- **Problem statement**: Each line that holds the word "Maria" is to be identified and copied.

- **Materials provided**:
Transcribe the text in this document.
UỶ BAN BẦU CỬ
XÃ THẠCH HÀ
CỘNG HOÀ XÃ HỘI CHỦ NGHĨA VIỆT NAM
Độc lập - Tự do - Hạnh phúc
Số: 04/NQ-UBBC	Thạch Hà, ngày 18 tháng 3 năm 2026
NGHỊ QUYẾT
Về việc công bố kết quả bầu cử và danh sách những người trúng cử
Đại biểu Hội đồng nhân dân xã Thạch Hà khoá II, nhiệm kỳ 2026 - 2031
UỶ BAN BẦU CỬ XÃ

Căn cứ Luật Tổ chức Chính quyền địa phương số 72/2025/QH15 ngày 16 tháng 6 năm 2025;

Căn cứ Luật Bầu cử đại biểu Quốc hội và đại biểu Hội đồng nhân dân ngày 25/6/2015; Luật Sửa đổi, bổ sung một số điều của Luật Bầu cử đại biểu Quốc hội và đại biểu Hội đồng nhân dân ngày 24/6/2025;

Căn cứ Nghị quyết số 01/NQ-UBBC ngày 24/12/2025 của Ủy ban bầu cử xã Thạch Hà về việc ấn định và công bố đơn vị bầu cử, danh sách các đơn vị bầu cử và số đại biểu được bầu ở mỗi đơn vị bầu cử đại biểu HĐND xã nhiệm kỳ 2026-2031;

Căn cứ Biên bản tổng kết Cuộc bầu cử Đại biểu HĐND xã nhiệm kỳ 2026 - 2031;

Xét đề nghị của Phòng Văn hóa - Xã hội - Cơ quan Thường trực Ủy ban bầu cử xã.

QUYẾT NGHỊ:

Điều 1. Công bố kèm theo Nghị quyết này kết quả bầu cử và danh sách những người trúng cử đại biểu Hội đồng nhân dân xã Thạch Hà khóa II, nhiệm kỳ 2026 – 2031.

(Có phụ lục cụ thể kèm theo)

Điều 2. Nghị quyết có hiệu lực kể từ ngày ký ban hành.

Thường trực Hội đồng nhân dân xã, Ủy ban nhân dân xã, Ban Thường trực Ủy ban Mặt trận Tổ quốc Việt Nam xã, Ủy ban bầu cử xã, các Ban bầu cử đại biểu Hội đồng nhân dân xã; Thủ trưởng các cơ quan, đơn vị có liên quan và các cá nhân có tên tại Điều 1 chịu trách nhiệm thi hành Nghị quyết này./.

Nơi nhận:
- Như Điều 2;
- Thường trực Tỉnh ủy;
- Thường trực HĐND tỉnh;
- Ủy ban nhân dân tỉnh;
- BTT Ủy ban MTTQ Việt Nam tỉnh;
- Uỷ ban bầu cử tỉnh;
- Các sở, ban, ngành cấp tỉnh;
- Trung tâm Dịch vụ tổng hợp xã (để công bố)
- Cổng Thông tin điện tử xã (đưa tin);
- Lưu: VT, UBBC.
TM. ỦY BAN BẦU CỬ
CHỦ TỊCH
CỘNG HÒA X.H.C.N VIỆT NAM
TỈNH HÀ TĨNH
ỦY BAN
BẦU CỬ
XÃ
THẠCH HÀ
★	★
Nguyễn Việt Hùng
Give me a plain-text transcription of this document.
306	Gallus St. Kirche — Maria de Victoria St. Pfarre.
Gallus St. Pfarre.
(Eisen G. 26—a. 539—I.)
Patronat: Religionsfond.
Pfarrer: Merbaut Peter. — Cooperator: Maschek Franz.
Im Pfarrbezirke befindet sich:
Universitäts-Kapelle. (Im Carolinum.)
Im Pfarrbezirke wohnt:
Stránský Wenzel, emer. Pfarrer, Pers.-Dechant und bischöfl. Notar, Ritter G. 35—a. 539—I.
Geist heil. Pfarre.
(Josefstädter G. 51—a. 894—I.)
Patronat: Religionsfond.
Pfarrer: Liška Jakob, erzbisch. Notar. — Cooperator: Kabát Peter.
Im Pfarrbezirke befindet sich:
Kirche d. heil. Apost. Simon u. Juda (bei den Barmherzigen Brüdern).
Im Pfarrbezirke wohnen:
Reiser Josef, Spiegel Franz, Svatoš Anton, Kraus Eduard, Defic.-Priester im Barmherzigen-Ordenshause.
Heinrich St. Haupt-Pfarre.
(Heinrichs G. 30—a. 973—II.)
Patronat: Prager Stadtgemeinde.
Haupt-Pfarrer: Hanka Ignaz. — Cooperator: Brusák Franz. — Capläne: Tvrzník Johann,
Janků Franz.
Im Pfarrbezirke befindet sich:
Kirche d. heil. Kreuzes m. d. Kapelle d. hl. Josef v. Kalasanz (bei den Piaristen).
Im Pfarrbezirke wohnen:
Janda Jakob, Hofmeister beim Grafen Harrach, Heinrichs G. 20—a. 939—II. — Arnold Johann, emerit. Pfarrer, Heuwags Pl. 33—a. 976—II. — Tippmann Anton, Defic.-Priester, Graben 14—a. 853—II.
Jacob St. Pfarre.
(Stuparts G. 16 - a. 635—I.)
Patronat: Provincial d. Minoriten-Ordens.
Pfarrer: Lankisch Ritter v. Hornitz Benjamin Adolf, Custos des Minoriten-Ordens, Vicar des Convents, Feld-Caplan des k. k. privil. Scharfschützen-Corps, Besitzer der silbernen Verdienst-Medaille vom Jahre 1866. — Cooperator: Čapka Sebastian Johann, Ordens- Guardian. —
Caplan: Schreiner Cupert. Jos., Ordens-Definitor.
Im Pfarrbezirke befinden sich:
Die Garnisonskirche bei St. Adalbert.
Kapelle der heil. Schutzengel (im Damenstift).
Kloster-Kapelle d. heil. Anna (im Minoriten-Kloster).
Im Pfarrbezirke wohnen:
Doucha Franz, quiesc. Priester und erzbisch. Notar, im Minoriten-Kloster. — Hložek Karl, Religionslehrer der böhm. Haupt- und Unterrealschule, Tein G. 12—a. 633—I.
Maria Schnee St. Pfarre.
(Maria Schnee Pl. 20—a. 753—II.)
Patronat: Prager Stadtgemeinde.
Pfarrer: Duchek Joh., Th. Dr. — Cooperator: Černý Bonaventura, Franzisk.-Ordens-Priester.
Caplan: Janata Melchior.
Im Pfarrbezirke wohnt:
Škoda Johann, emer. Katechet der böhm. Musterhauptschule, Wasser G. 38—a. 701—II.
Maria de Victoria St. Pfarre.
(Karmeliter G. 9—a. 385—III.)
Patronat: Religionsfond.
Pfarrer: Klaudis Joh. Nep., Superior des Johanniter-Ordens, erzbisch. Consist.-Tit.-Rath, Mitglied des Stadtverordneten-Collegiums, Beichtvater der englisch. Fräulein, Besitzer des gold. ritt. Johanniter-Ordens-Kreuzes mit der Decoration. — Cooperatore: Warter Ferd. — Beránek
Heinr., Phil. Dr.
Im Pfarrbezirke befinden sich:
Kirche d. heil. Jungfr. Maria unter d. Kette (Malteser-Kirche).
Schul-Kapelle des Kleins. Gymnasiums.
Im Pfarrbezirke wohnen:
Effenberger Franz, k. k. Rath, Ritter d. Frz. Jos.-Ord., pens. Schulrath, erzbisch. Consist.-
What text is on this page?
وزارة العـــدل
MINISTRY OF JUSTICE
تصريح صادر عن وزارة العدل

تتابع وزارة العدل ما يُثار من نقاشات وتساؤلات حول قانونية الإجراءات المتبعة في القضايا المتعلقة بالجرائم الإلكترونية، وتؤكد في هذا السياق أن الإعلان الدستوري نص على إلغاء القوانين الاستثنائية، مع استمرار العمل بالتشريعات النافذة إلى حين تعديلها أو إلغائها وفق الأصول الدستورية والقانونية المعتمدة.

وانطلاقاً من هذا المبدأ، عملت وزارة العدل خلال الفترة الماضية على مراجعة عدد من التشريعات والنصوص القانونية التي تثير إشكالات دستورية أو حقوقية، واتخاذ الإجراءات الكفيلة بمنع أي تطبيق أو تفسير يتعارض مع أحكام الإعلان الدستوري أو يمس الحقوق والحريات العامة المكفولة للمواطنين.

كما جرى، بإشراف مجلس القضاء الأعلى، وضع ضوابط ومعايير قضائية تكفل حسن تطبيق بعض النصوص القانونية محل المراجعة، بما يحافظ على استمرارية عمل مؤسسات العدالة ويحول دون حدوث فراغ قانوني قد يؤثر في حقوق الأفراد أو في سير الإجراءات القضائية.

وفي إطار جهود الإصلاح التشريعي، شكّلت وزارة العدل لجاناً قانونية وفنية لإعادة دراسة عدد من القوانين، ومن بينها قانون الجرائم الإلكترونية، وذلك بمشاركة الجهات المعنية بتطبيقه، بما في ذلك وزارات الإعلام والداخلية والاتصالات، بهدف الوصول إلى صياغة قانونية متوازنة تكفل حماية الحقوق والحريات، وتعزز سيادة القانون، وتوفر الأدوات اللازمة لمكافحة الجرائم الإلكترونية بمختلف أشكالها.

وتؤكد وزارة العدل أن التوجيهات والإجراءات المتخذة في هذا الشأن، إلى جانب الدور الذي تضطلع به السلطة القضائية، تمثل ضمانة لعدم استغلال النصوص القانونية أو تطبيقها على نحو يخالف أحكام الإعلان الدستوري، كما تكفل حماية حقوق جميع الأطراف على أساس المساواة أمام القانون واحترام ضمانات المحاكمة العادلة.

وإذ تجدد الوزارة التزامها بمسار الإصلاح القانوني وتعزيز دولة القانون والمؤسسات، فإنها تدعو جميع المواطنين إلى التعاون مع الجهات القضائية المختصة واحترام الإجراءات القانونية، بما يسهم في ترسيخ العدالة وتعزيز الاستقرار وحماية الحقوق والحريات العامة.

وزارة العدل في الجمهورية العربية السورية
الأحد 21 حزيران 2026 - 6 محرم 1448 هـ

- **Exercise result**:
306	Gallus St. Kirche — Maria de Victoria St. Pfarre.
Maria Schnee St. Pfarre.
(Maria Schnee Pl. 20—a. 753—II.)
Maria de Victoria St. Pfarre.
Kirche d. heil. Jungfr. Maria unter d. Kette (Malteser-Kirche).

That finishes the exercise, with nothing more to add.